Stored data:
****************************************
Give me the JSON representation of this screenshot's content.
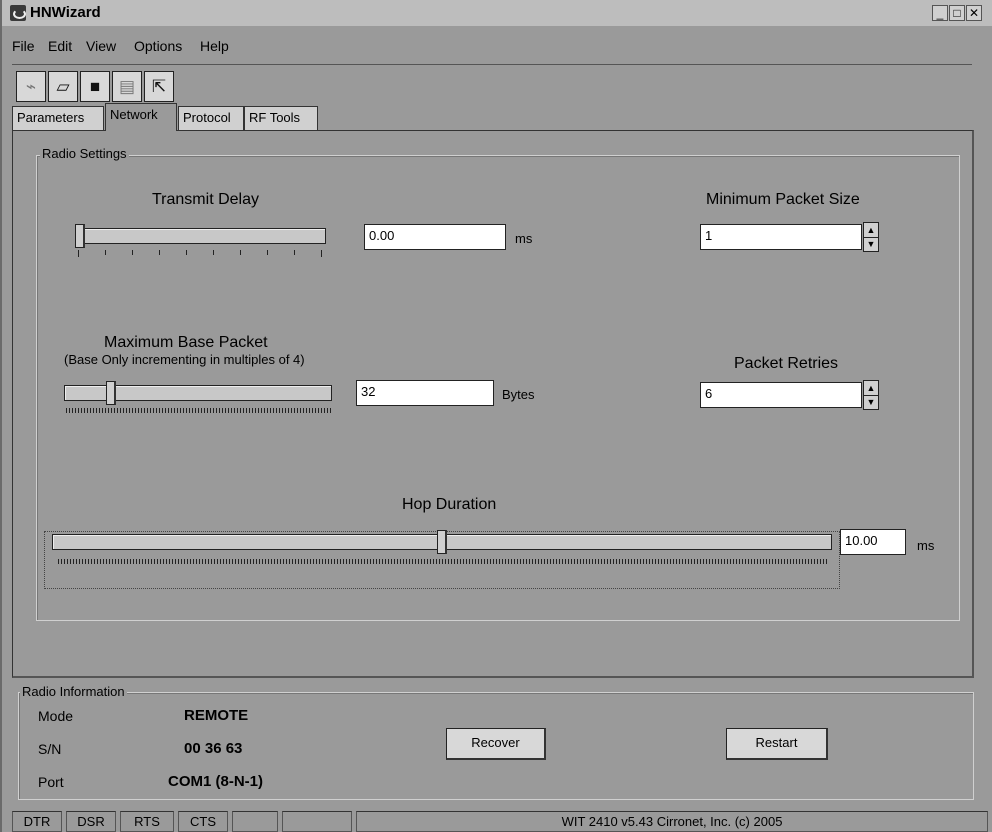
{
  "window": {
    "title": "HNWizard",
    "minimize": "_",
    "maximize": "□",
    "close": "✕"
  },
  "menu": [
    "File",
    "Edit",
    "View",
    "Options",
    "Help"
  ],
  "toolbar": {
    "icons": [
      "connect-icon",
      "open-folder-icon",
      "save-icon",
      "disk-icon",
      "export-icon"
    ]
  },
  "tabs": [
    "Parameters",
    "Network",
    "Protocol",
    "RF Tools"
  ],
  "active_tab": "Network",
  "radio_settings": {
    "legend": "Radio Settings",
    "transmit_delay": {
      "label": "Transmit Delay",
      "value": "0.00",
      "unit": "ms",
      "slider_fraction": 0.0
    },
    "minimum_packet_size": {
      "label": "Minimum Packet Size",
      "value": "1"
    },
    "max_base_packet": {
      "label": "Maximum Base Packet",
      "sublabel": "(Base Only incrementing in multiples of 4)",
      "value": "32",
      "unit": "Bytes",
      "slider_fraction": 0.17
    },
    "packet_retries": {
      "label": "Packet Retries",
      "value": "6"
    },
    "hop_duration": {
      "label": "Hop Duration",
      "value": "10.00",
      "unit": "ms",
      "slider_fraction": 0.5
    }
  },
  "radio_information": {
    "legend": "Radio Information",
    "mode_label": "Mode",
    "mode_value": "REMOTE",
    "sn_label": "S/N",
    "sn_value": "00 36 63",
    "port_label": "Port",
    "port_value": "COM1 (8-N-1)"
  },
  "buttons": {
    "recover": "Recover",
    "restart": "Restart"
  },
  "status": {
    "dtr": "DTR",
    "dsr": "DSR",
    "rts": "RTS",
    "cts": "CTS",
    "blank": "",
    "info": "WIT 2410 v5.43 Cirronet, Inc. (c) 2005"
  }
}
****************************************
■ **TASK OBJECTIVE**:
Restate the whole of the material word for word without the pictures.

■ **FINISHED ANSWER**:
Give me the JSON representation of this screenshot's content.
{
  "window": {
    "title": "HNWizard",
    "minimize": "_",
    "maximize": "□",
    "close": "✕"
  },
  "menu": [
    "File",
    "Edit",
    "View",
    "Options",
    "Help"
  ],
  "toolbar": {
    "icons": [
      "connect-icon",
      "open-folder-icon",
      "save-icon",
      "disk-icon",
      "export-icon"
    ]
  },
  "tabs": [
    "Parameters",
    "Network",
    "Protocol",
    "RF Tools"
  ],
  "active_tab": "Network",
  "radio_settings": {
    "legend": "Radio Settings",
    "transmit_delay": {
      "label": "Transmit Delay",
      "value": "0.00",
      "unit": "ms",
      "slider_fraction": 0.0
    },
    "minimum_packet_size": {
      "label": "Minimum Packet Size",
      "value": "1"
    },
    "max_base_packet": {
      "label": "Maximum Base Packet",
      "sublabel": "(Base Only incrementing in multiples of 4)",
      "value": "32",
      "unit": "Bytes",
      "slider_fraction": 0.17
    },
    "packet_retries": {
      "label": "Packet Retries",
      "value": "6"
    },
    "hop_duration": {
      "label": "Hop Duration",
      "value": "10.00",
      "unit": "ms",
      "slider_fraction": 0.5
    }
  },
  "radio_information": {
    "legend": "Radio Information",
    "mode_label": "Mode",
    "mode_value": "REMOTE",
    "sn_label": "S/N",
    "sn_value": "00 36 63",
    "port_label": "Port",
    "port_value": "COM1 (8-N-1)"
  },
  "buttons": {
    "recover": "Recover",
    "restart": "Restart"
  },
  "status": {
    "dtr": "DTR",
    "dsr": "DSR",
    "rts": "RTS",
    "cts": "CTS",
    "blank": "",
    "info": "WIT 2410 v5.43 Cirronet, Inc. (c) 2005"
  }
}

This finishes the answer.